> _AIM OF THE EXERCISE_: Pictures appear in the records below; write out everything else exactly.

> _GIVEN RECORDS_:

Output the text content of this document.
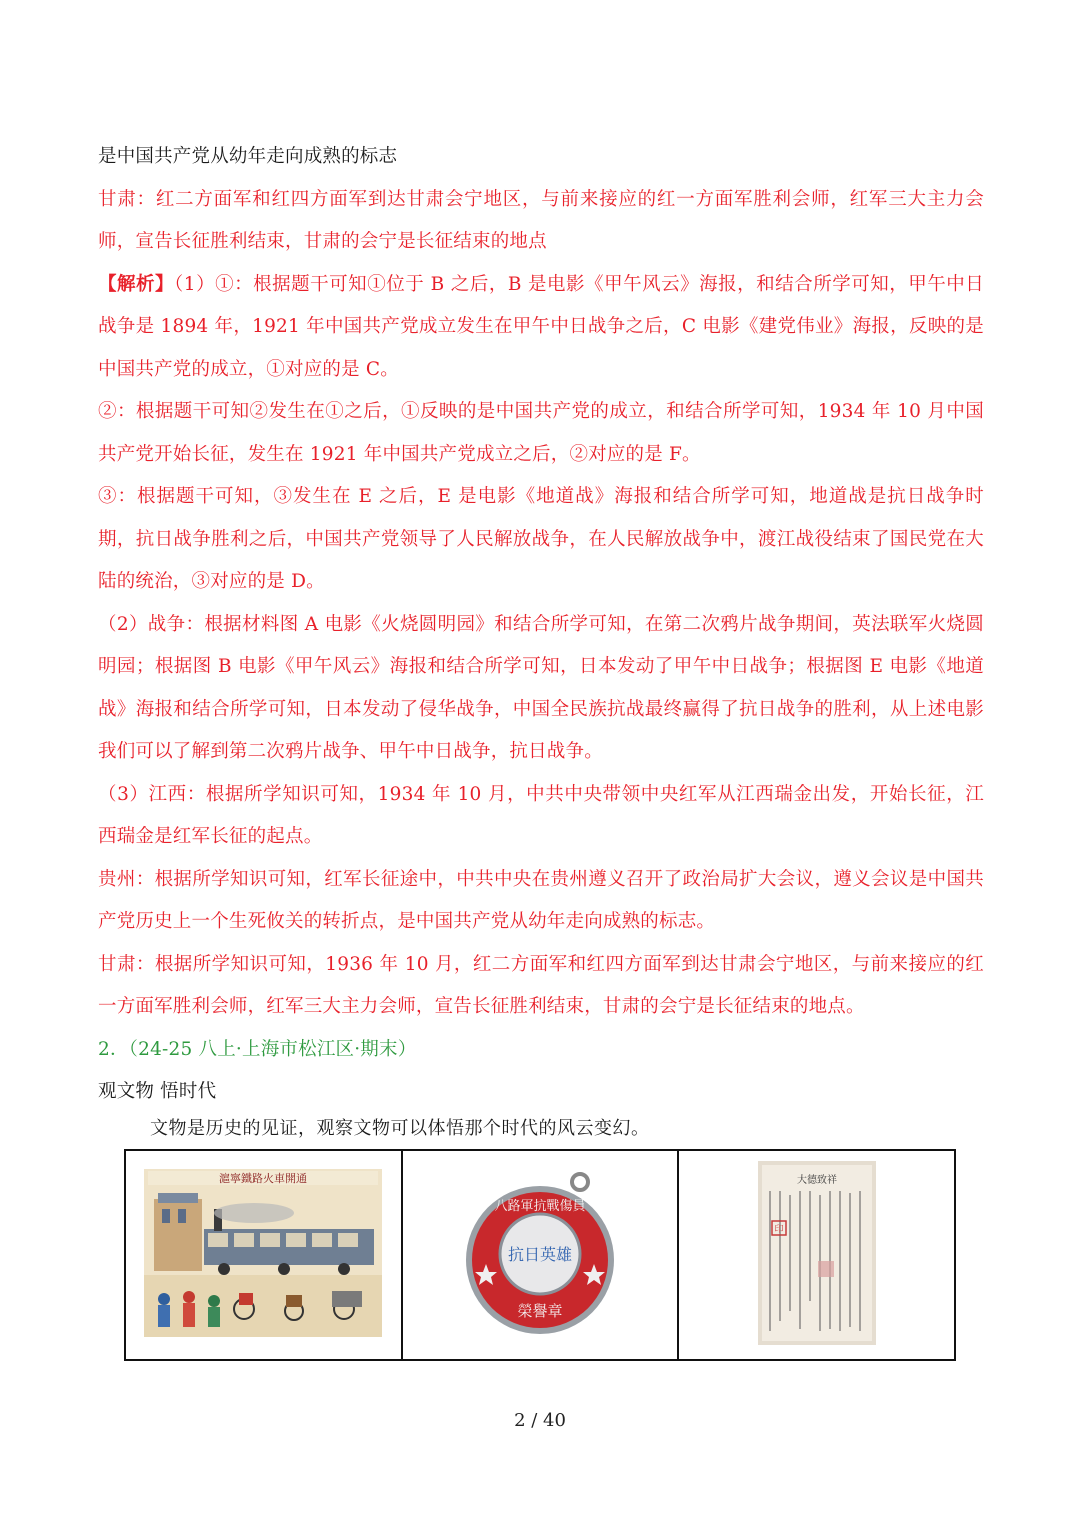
是中国共产党从幼年走向成熟的标志

甘肃：红二方面军和红四方面军到达甘肃会宁地区，与前来接应的红一方面军胜利会师，红军三大主力会师，宣告长征胜利结束，甘肃的会宁是长征结束的地点

【解析】（1）①：根据题干可知①位于 B 之后，B 是电影《甲午风云》海报，和结合所学可知，甲午中日战争是 1894 年，1921 年中国共产党成立发生在甲午中日战争之后，C 电影《建党伟业》海报，反映的是中国共产党的成立，①对应的是 C。

②：根据题干可知②发生在①之后，①反映的是中国共产党的成立，和结合所学可知，1934 年 10 月中国共产党开始长征，发生在 1921 年中国共产党成立之后，②对应的是 F。

③：根据题干可知，③发生在 E 之后，E 是电影《地道战》海报和结合所学可知，地道战是抗日战争时期，抗日战争胜利之后，中国共产党领导了人民解放战争，在人民解放战争中，渡江战役结束了国民党在大陆的统治，③对应的是 D。

（2）战争：根据材料图 A 电影《火烧圆明园》和结合所学可知，在第二次鸦片战争期间，英法联军火烧圆明园；根据图 B 电影《甲午风云》海报和结合所学可知，日本发动了甲午中日战争；根据图 E 电影《地道战》海报和结合所学可知，日本发动了侵华战争，中国全民族抗战最终赢得了抗日战争的胜利，从上述电影我们可以了解到第二次鸦片战争、甲午中日战争，抗日战争。

（3）江西：根据所学知识可知，1934 年 10 月，中共中央带领中央红军从江西瑞金出发，开始长征，江西瑞金是红军长征的起点。

贵州：根据所学知识可知，红军长征途中，中共中央在贵州遵义召开了政治局扩大会议，遵义会议是中国共产党历史上一个生死攸关的转折点，是中国共产党从幼年走向成熟的标志。

甘肃：根据所学知识可知，1936 年 10 月，红二方面军和红四方面军到达甘肃会宁地区，与前来接应的红一方面军胜利会师，红军三大主力会师，宣告长征胜利结束，甘肃的会宁是长征结束的地点。

2．（24-25 八上·上海市松江区·期末）

观文物 悟时代

文物是历史的见证，观察文物可以体悟那个时代的风云变幻。
滬寧鐵路火車開通

抗日英雄
八路軍抗戰傷員
榮譽章

大德致祥
印
2 / 40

> _ANSWER TO THIS PROBLEM_:
Output the text content of this document.
是中国共产党从幼年走向成熟的标志

甘肃：红二方面军和红四方面军到达甘肃会宁地区，与前来接应的红一方面军胜利会师，红军三大主力会师，宣告长征胜利结束，甘肃的会宁是长征结束的地点

【解析】（1）①：根据题干可知①位于 B 之后，B 是电影《甲午风云》海报，和结合所学可知，甲午中日战争是 1894 年，1921 年中国共产党成立发生在甲午中日战争之后，C 电影《建党伟业》海报，反映的是中国共产党的成立，①对应的是 C。

②：根据题干可知②发生在①之后，①反映的是中国共产党的成立，和结合所学可知，1934 年 10 月中国共产党开始长征，发生在 1921 年中国共产党成立之后，②对应的是 F。

③：根据题干可知，③发生在 E 之后，E 是电影《地道战》海报和结合所学可知，地道战是抗日战争时期，抗日战争胜利之后，中国共产党领导了人民解放战争，在人民解放战争中，渡江战役结束了国民党在大陆的统治，③对应的是 D。

（2）战争：根据材料图 A 电影《火烧圆明园》和结合所学可知，在第二次鸦片战争期间，英法联军火烧圆明园；根据图 B 电影《甲午风云》海报和结合所学可知，日本发动了甲午中日战争；根据图 E 电影《地道战》海报和结合所学可知，日本发动了侵华战争，中国全民族抗战最终赢得了抗日战争的胜利，从上述电影我们可以了解到第二次鸦片战争、甲午中日战争，抗日战争。

（3）江西：根据所学知识可知，1934 年 10 月，中共中央带领中央红军从江西瑞金出发，开始长征，江西瑞金是红军长征的起点。

贵州：根据所学知识可知，红军长征途中，中共中央在贵州遵义召开了政治局扩大会议，遵义会议是中国共产党历史上一个生死攸关的转折点，是中国共产党从幼年走向成熟的标志。

甘肃：根据所学知识可知，1936 年 10 月，红二方面军和红四方面军到达甘肃会宁地区，与前来接应的红一方面军胜利会师，红军三大主力会师，宣告长征胜利结束，甘肃的会宁是长征结束的地点。

2．（24-25 八上·上海市松江区·期末）

观文物 悟时代

文物是历史的见证，观察文物可以体悟那个时代的风云变幻。
滬寧鐵路火車開通

抗日英雄
八路軍抗戰傷員
榮譽章

大德致祥
印
2 / 40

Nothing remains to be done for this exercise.